"Ryan" <rv*******@aol.com> wrote in message
news:3d**************************@posting.google.c om...
I have a table in my database on SQL Server which holds a file name
that refers to a file that is stored on the server. I would like to
create a trigger to delete this file from the server if the row in the
table is deleted. I have been trying to use this command in a trigger
(<filename> is the name and path of the file):
xp_cmdshell "delete <filename>"
If some one could please help I would appreciate it very much. I
would love a code sample if you have one. Thank you so very much.
From,
Ryan
You can use xp_cmdshell in a trigger, but this may not be the best approach,
especially if there are very frequent deletes. Calling xp_cmdshell is a
relatively slow operation, and everything will be blocked while the trigger
runs. Also, if there are any problems executing xp_cmdshell, such as a
timeout on a network drive, or a slow file delete, then there may be a
significant impact on your main table. Finally, if someone deletes 20 rows
in a single delete statement, you will have to iterate through them with a
loop or cursor in your trigger, calling xp_cmdshell for each file name, and
that could really cause performance problems.

→ **What to work on**:
A) Print the part of the newsgroup exchange about SQL Server triggers between "If some one" and "cause performance problems.", inclusive.
B) Carry on the newsgroup exchange about deleting server files from a SQL Server trigger, starting after its final sentence.
The lines that follow have nothing to do with this.

→ **Provided material**:

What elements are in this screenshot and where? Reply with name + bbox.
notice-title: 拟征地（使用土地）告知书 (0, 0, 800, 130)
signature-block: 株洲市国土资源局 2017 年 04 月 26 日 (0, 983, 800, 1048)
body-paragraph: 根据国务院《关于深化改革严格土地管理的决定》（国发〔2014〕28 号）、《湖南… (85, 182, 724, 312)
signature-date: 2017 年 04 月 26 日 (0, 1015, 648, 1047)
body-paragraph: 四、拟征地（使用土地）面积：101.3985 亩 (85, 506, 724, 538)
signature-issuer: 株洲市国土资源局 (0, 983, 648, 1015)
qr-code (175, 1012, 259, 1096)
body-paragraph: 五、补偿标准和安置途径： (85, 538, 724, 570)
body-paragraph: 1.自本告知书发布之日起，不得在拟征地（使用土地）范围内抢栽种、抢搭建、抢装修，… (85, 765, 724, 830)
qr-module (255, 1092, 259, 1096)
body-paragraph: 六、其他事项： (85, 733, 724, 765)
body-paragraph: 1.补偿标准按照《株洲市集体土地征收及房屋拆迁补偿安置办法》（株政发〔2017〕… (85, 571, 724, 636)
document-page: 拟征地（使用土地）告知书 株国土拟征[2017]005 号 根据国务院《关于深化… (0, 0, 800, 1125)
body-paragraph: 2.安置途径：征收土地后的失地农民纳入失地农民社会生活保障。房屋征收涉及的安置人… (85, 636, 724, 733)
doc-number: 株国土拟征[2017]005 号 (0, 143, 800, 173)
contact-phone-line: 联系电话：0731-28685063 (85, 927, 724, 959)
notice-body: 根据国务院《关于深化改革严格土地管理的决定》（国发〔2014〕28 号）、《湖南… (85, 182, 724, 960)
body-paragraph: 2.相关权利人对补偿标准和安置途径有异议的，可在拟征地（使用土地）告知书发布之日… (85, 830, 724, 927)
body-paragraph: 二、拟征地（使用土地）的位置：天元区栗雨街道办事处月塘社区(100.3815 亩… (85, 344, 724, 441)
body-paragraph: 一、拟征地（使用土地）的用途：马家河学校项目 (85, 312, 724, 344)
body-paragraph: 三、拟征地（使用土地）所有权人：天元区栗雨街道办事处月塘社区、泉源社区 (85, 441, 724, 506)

→ **Responses by task**:
A)
If some one could please help I would appreciate it very much. I
would love a code sample if you have one. Thank you so very much.
From,
Ryan
You can use xp_cmdshell in a trigger, but this may not be the best approach,
especially if there are very frequent deletes. Calling xp_cmdshell is a
relatively slow operation, and everything will be blocked while the trigger
runs. Also, if there are any problems executing xp_cmdshell, such as a
timeout on a network drive, or a slow file delete, then there may be a
significant impact on your main table. Finally, if someone deletes 20 rows
in a single delete statement, you will have to iterate through them with a
loop or cursor in your trigger, calling xp_cmdshell for each file name, and
that could really cause performance problems.

B)
A more flexible approach might be to use the trigger to put the file name(s)
into a 'pending deletion' table, then have a SQL Server job which checks the
table every few minutes and deletes the file. Using xp_cmdshell for that
would be fine, because you don't care (as much) if it times out. Or even
have an external script read the table and do the deletion from the
operating system side. By doing it that way, any unexpected behaviour won't
impact your main processing.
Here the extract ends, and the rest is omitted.